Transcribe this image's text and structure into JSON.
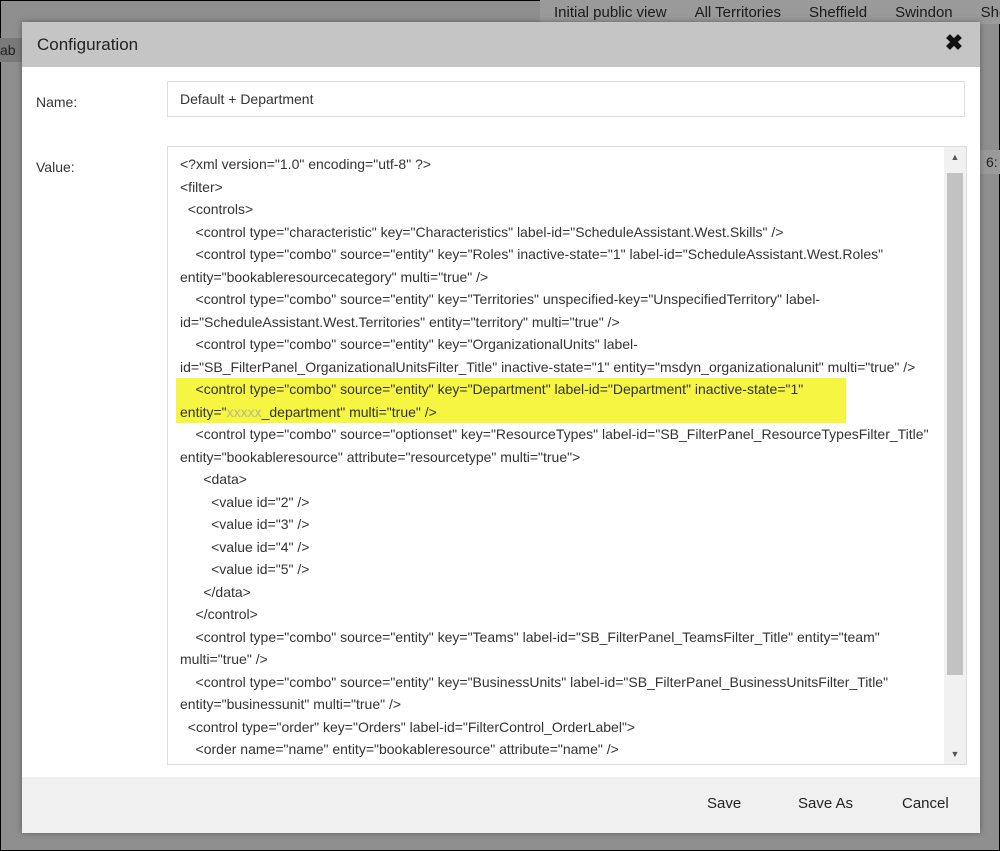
{
  "background": {
    "tabs": [
      "Initial public view",
      "All Territories",
      "Sheffield",
      "Swindon",
      "She"
    ],
    "left_stub": "ab",
    "right_stub": "6:"
  },
  "dialog": {
    "title": "Configuration",
    "close_icon": "close-icon",
    "name_label": "Name:",
    "name_value": "Default + Department",
    "value_label": "Value:",
    "footer": {
      "save": "Save",
      "save_as": "Save As",
      "cancel": "Cancel"
    }
  },
  "xml": {
    "lines": [
      "<?xml version=\"1.0\" encoding=\"utf-8\" ?>",
      "<filter>",
      "  <controls>",
      "    <control type=\"characteristic\" key=\"Characteristics\" label-id=\"ScheduleAssistant.West.Skills\" />",
      "    <control type=\"combo\" source=\"entity\" key=\"Roles\" inactive-state=\"1\" label-id=\"ScheduleAssistant.West.Roles\"",
      "entity=\"bookableresourcecategory\" multi=\"true\" />",
      "    <control type=\"combo\" source=\"entity\" key=\"Territories\" unspecified-key=\"UnspecifiedTerritory\" label-",
      "id=\"ScheduleAssistant.West.Territories\" entity=\"territory\" multi=\"true\" />",
      "    <control type=\"combo\" source=\"entity\" key=\"OrganizationalUnits\" label-",
      "id=\"SB_FilterPanel_OrganizationalUnitsFilter_Title\" inactive-state=\"1\" entity=\"msdyn_organizationalunit\" multi=\"true\" />"
    ],
    "highlight_line_1": "    <control type=\"combo\" source=\"entity\" key=\"Department\" label-id=\"Department\" inactive-state=\"1\"",
    "highlight_line_2_start": "entity=\"",
    "highlight_line_2_blurred": "xxxxx",
    "highlight_line_2_end": "_department\" multi=\"true\" />",
    "lines_after": [
      "    <control type=\"combo\" source=\"optionset\" key=\"ResourceTypes\" label-id=\"SB_FilterPanel_ResourceTypesFilter_Title\"",
      "entity=\"bookableresource\" attribute=\"resourcetype\" multi=\"true\">",
      "      <data>",
      "        <value id=\"2\" />",
      "        <value id=\"3\" />",
      "        <value id=\"4\" />",
      "        <value id=\"5\" />",
      "      </data>",
      "    </control>",
      "    <control type=\"combo\" source=\"entity\" key=\"Teams\" label-id=\"SB_FilterPanel_TeamsFilter_Title\" entity=\"team\"",
      "multi=\"true\" />",
      "    <control type=\"combo\" source=\"entity\" key=\"BusinessUnits\" label-id=\"SB_FilterPanel_BusinessUnitsFilter_Title\"",
      "entity=\"businessunit\" multi=\"true\" />",
      "  <control type=\"order\" key=\"Orders\" label-id=\"FilterControl_OrderLabel\">",
      "    <order name=\"name\" entity=\"bookableresource\" attribute=\"name\" />"
    ]
  },
  "colors": {
    "highlight": "#f5f542",
    "header": "#c5c5c5",
    "footer": "#f0f0f0"
  }
}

◇ ◇ ◇

(What is being asked)
Repeat the records above verbatim, with no pictures in the result.

(Output below)
Transcribe this image's text and structure into JSON.
{
  "background": {
    "tabs": [
      "Initial public view",
      "All Territories",
      "Sheffield",
      "Swindon",
      "She"
    ],
    "left_stub": "ab",
    "right_stub": "6:"
  },
  "dialog": {
    "title": "Configuration",
    "close_icon": "close-icon",
    "name_label": "Name:",
    "name_value": "Default + Department",
    "value_label": "Value:",
    "footer": {
      "save": "Save",
      "save_as": "Save As",
      "cancel": "Cancel"
    }
  },
  "xml": {
    "lines": [
      "<?xml version=\"1.0\" encoding=\"utf-8\" ?>",
      "<filter>",
      "  <controls>",
      "    <control type=\"characteristic\" key=\"Characteristics\" label-id=\"ScheduleAssistant.West.Skills\" />",
      "    <control type=\"combo\" source=\"entity\" key=\"Roles\" inactive-state=\"1\" label-id=\"ScheduleAssistant.West.Roles\"",
      "entity=\"bookableresourcecategory\" multi=\"true\" />",
      "    <control type=\"combo\" source=\"entity\" key=\"Territories\" unspecified-key=\"UnspecifiedTerritory\" label-",
      "id=\"ScheduleAssistant.West.Territories\" entity=\"territory\" multi=\"true\" />",
      "    <control type=\"combo\" source=\"entity\" key=\"OrganizationalUnits\" label-",
      "id=\"SB_FilterPanel_OrganizationalUnitsFilter_Title\" inactive-state=\"1\" entity=\"msdyn_organizationalunit\" multi=\"true\" />"
    ],
    "highlight_line_1": "    <control type=\"combo\" source=\"entity\" key=\"Department\" label-id=\"Department\" inactive-state=\"1\"",
    "highlight_line_2_start": "entity=\"",
    "highlight_line_2_blurred": "xxxxx",
    "highlight_line_2_end": "_department\" multi=\"true\" />",
    "lines_after": [
      "    <control type=\"combo\" source=\"optionset\" key=\"ResourceTypes\" label-id=\"SB_FilterPanel_ResourceTypesFilter_Title\"",
      "entity=\"bookableresource\" attribute=\"resourcetype\" multi=\"true\">",
      "      <data>",
      "        <value id=\"2\" />",
      "        <value id=\"3\" />",
      "        <value id=\"4\" />",
      "        <value id=\"5\" />",
      "      </data>",
      "    </control>",
      "    <control type=\"combo\" source=\"entity\" key=\"Teams\" label-id=\"SB_FilterPanel_TeamsFilter_Title\" entity=\"team\"",
      "multi=\"true\" />",
      "    <control type=\"combo\" source=\"entity\" key=\"BusinessUnits\" label-id=\"SB_FilterPanel_BusinessUnitsFilter_Title\"",
      "entity=\"businessunit\" multi=\"true\" />",
      "  <control type=\"order\" key=\"Orders\" label-id=\"FilterControl_OrderLabel\">",
      "    <order name=\"name\" entity=\"bookableresource\" attribute=\"name\" />"
    ]
  },
  "colors": {
    "highlight": "#f5f542",
    "header": "#c5c5c5",
    "footer": "#f0f0f0"
  }
}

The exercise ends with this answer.